BEGIN Records supplied

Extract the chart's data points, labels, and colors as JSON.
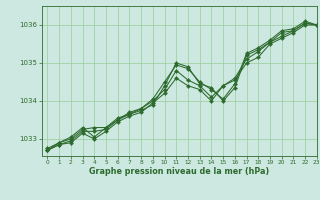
{
  "title": "Graphe pression niveau de la mer (hPa)",
  "bg_color": "#cce8e0",
  "grid_color": "#99cc99",
  "line_color": "#2d6a2d",
  "xlim": [
    -0.5,
    23
  ],
  "ylim": [
    1032.55,
    1036.5
  ],
  "yticks": [
    1033,
    1034,
    1035,
    1036
  ],
  "xticks": [
    0,
    1,
    2,
    3,
    4,
    5,
    6,
    7,
    8,
    9,
    10,
    11,
    12,
    13,
    14,
    15,
    16,
    17,
    18,
    19,
    20,
    21,
    22,
    23
  ],
  "line1_x": [
    0,
    1,
    2,
    3,
    4,
    5,
    6,
    7,
    8,
    9,
    10,
    11,
    12,
    13,
    14,
    15,
    16,
    17,
    18,
    19,
    20,
    21,
    22,
    23
  ],
  "line1_y": [
    1032.7,
    1032.85,
    1032.95,
    1033.2,
    1033.2,
    1033.25,
    1033.5,
    1033.65,
    1033.75,
    1033.9,
    1034.4,
    1035.0,
    1034.9,
    1034.45,
    1034.35,
    1034.0,
    1034.35,
    1035.2,
    1035.35,
    1035.55,
    1035.8,
    1035.85,
    1036.05,
    1036.0
  ],
  "line2_x": [
    0,
    1,
    2,
    3,
    4,
    5,
    6,
    7,
    8,
    9,
    10,
    11,
    12,
    13,
    14,
    15,
    16,
    17,
    18,
    19,
    20,
    21,
    22,
    23
  ],
  "line2_y": [
    1032.7,
    1032.9,
    1033.0,
    1033.25,
    1033.3,
    1033.3,
    1033.55,
    1033.65,
    1033.8,
    1034.05,
    1034.5,
    1034.95,
    1034.85,
    1034.5,
    1034.3,
    1034.05,
    1034.45,
    1035.25,
    1035.4,
    1035.6,
    1035.85,
    1035.9,
    1036.1,
    1036.0
  ],
  "line3_x": [
    0,
    1,
    2,
    3,
    4,
    5,
    6,
    7,
    8,
    9,
    10,
    11,
    12,
    13,
    14,
    15,
    16,
    17,
    18,
    19,
    20,
    21,
    22,
    23
  ],
  "line3_y": [
    1032.75,
    1032.9,
    1033.05,
    1033.3,
    1033.05,
    1033.3,
    1033.5,
    1033.7,
    1033.8,
    1034.0,
    1034.3,
    1034.8,
    1034.55,
    1034.4,
    1034.1,
    1034.4,
    1034.6,
    1035.1,
    1035.3,
    1035.55,
    1035.7,
    1035.85,
    1036.05,
    1036.0
  ],
  "line4_x": [
    0,
    1,
    2,
    3,
    4,
    5,
    6,
    7,
    8,
    9,
    10,
    11,
    12,
    13,
    14,
    15,
    16,
    17,
    18,
    19,
    20,
    21,
    22,
    23
  ],
  "line4_y": [
    1032.7,
    1032.85,
    1032.9,
    1033.15,
    1033.0,
    1033.2,
    1033.45,
    1033.6,
    1033.7,
    1033.95,
    1034.2,
    1034.6,
    1034.4,
    1034.3,
    1034.0,
    1034.4,
    1034.55,
    1035.0,
    1035.15,
    1035.5,
    1035.65,
    1035.8,
    1036.0,
    1036.0
  ]
}
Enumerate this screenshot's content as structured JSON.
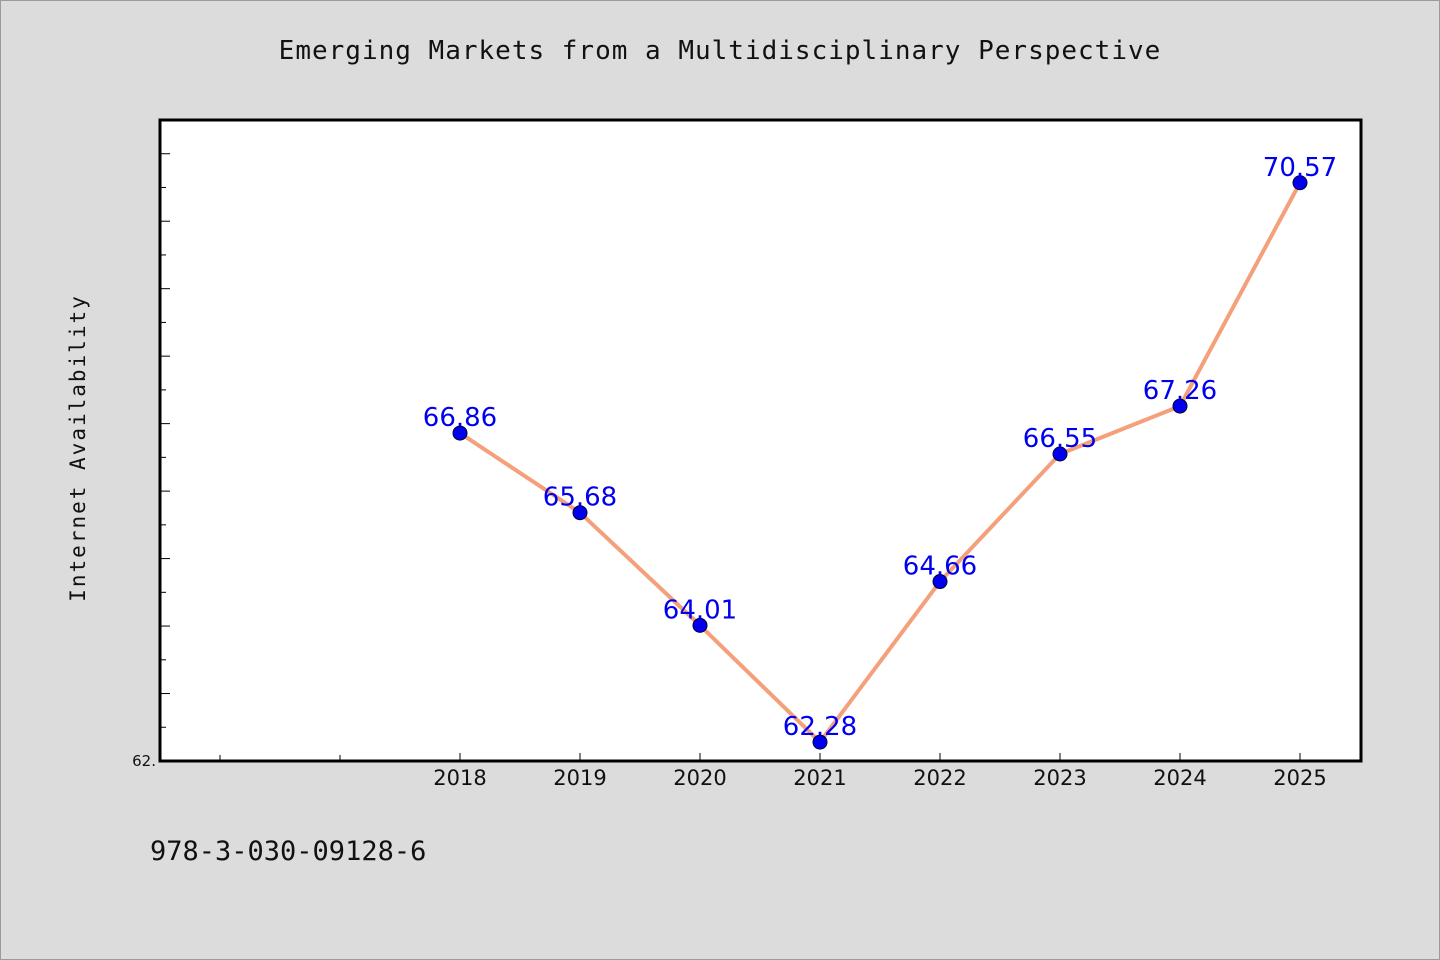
{
  "page": {
    "background": "#dcdcdc",
    "isbn": "978-3-030-09128-6"
  },
  "chart_data": {
    "type": "line",
    "title": "Emerging Markets from a Multidisciplinary Perspective",
    "xlabel": "",
    "ylabel": "Internet Availability",
    "x": [
      "2018",
      "2019",
      "2020",
      "2021",
      "2022",
      "2023",
      "2024",
      "2025"
    ],
    "series": [
      {
        "values": [
          66.86,
          65.68,
          64.01,
          62.28,
          64.66,
          66.55,
          67.26,
          70.57
        ],
        "labels": [
          "66.86",
          "65.68",
          "64.01",
          "62.28",
          "64.66",
          "66.55",
          "67.26",
          "70.57"
        ],
        "line_color": "#f4a07a",
        "marker_color": "#0000ee"
      }
    ],
    "ylim": [
      62.0,
      71.5
    ],
    "y_tick_label": "62.",
    "grid": false,
    "legend": "none"
  }
}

END Records supplied

### What needs to be done
All preceding records should be duplicated verbatim, images excepted.

### Solution for this task
Extract the chart's data points, labels, and colors as JSON.
{
  "title": "Graphe pression niveau de la mer (hPa)",
  "bg_color": "#cce8e0",
  "grid_color": "#99cc99",
  "line_color": "#2d6a2d",
  "xlim": [
    -0.5,
    23
  ],
  "ylim": [
    1032.55,
    1036.5
  ],
  "yticks": [
    1033,
    1034,
    1035,
    1036
  ],
  "xticks": [
    0,
    1,
    2,
    3,
    4,
    5,
    6,
    7,
    8,
    9,
    10,
    11,
    12,
    13,
    14,
    15,
    16,
    17,
    18,
    19,
    20,
    21,
    22,
    23
  ],
  "line1_x": [
    0,
    1,
    2,
    3,
    4,
    5,
    6,
    7,
    8,
    9,
    10,
    11,
    12,
    13,
    14,
    15,
    16,
    17,
    18,
    19,
    20,
    21,
    22,
    23
  ],
  "line1_y": [
    1032.7,
    1032.85,
    1032.95,
    1033.2,
    1033.2,
    1033.25,
    1033.5,
    1033.65,
    1033.75,
    1033.9,
    1034.4,
    1035.0,
    1034.9,
    1034.45,
    1034.35,
    1034.0,
    1034.35,
    1035.2,
    1035.35,
    1035.55,
    1035.8,
    1035.85,
    1036.05,
    1036.0
  ],
  "line2_x": [
    0,
    1,
    2,
    3,
    4,
    5,
    6,
    7,
    8,
    9,
    10,
    11,
    12,
    13,
    14,
    15,
    16,
    17,
    18,
    19,
    20,
    21,
    22,
    23
  ],
  "line2_y": [
    1032.7,
    1032.9,
    1033.0,
    1033.25,
    1033.3,
    1033.3,
    1033.55,
    1033.65,
    1033.8,
    1034.05,
    1034.5,
    1034.95,
    1034.85,
    1034.5,
    1034.3,
    1034.05,
    1034.45,
    1035.25,
    1035.4,
    1035.6,
    1035.85,
    1035.9,
    1036.1,
    1036.0
  ],
  "line3_x": [
    0,
    1,
    2,
    3,
    4,
    5,
    6,
    7,
    8,
    9,
    10,
    11,
    12,
    13,
    14,
    15,
    16,
    17,
    18,
    19,
    20,
    21,
    22,
    23
  ],
  "line3_y": [
    1032.75,
    1032.9,
    1033.05,
    1033.3,
    1033.05,
    1033.3,
    1033.5,
    1033.7,
    1033.8,
    1034.0,
    1034.3,
    1034.8,
    1034.55,
    1034.4,
    1034.1,
    1034.4,
    1034.6,
    1035.1,
    1035.3,
    1035.55,
    1035.7,
    1035.85,
    1036.05,
    1036.0
  ],
  "line4_x": [
    0,
    1,
    2,
    3,
    4,
    5,
    6,
    7,
    8,
    9,
    10,
    11,
    12,
    13,
    14,
    15,
    16,
    17,
    18,
    19,
    20,
    21,
    22,
    23
  ],
  "line4_y": [
    1032.7,
    1032.85,
    1032.9,
    1033.15,
    1033.0,
    1033.2,
    1033.45,
    1033.6,
    1033.7,
    1033.95,
    1034.2,
    1034.6,
    1034.4,
    1034.3,
    1034.0,
    1034.4,
    1034.55,
    1035.0,
    1035.15,
    1035.5,
    1035.65,
    1035.8,
    1036.0,
    1036.0
  ]
}
Enumerate this screenshot's content as structured JSON.
{
  "page": {
    "background": "#dcdcdc",
    "isbn": "978-3-030-09128-6"
  },
  "chart_data": {
    "type": "line",
    "title": "Emerging Markets from a Multidisciplinary Perspective",
    "xlabel": "",
    "ylabel": "Internet Availability",
    "x": [
      "2018",
      "2019",
      "2020",
      "2021",
      "2022",
      "2023",
      "2024",
      "2025"
    ],
    "series": [
      {
        "values": [
          66.86,
          65.68,
          64.01,
          62.28,
          64.66,
          66.55,
          67.26,
          70.57
        ],
        "labels": [
          "66.86",
          "65.68",
          "64.01",
          "62.28",
          "64.66",
          "66.55",
          "67.26",
          "70.57"
        ],
        "line_color": "#f4a07a",
        "marker_color": "#0000ee"
      }
    ],
    "ylim": [
      62.0,
      71.5
    ],
    "y_tick_label": "62.",
    "grid": false,
    "legend": "none"
  }
}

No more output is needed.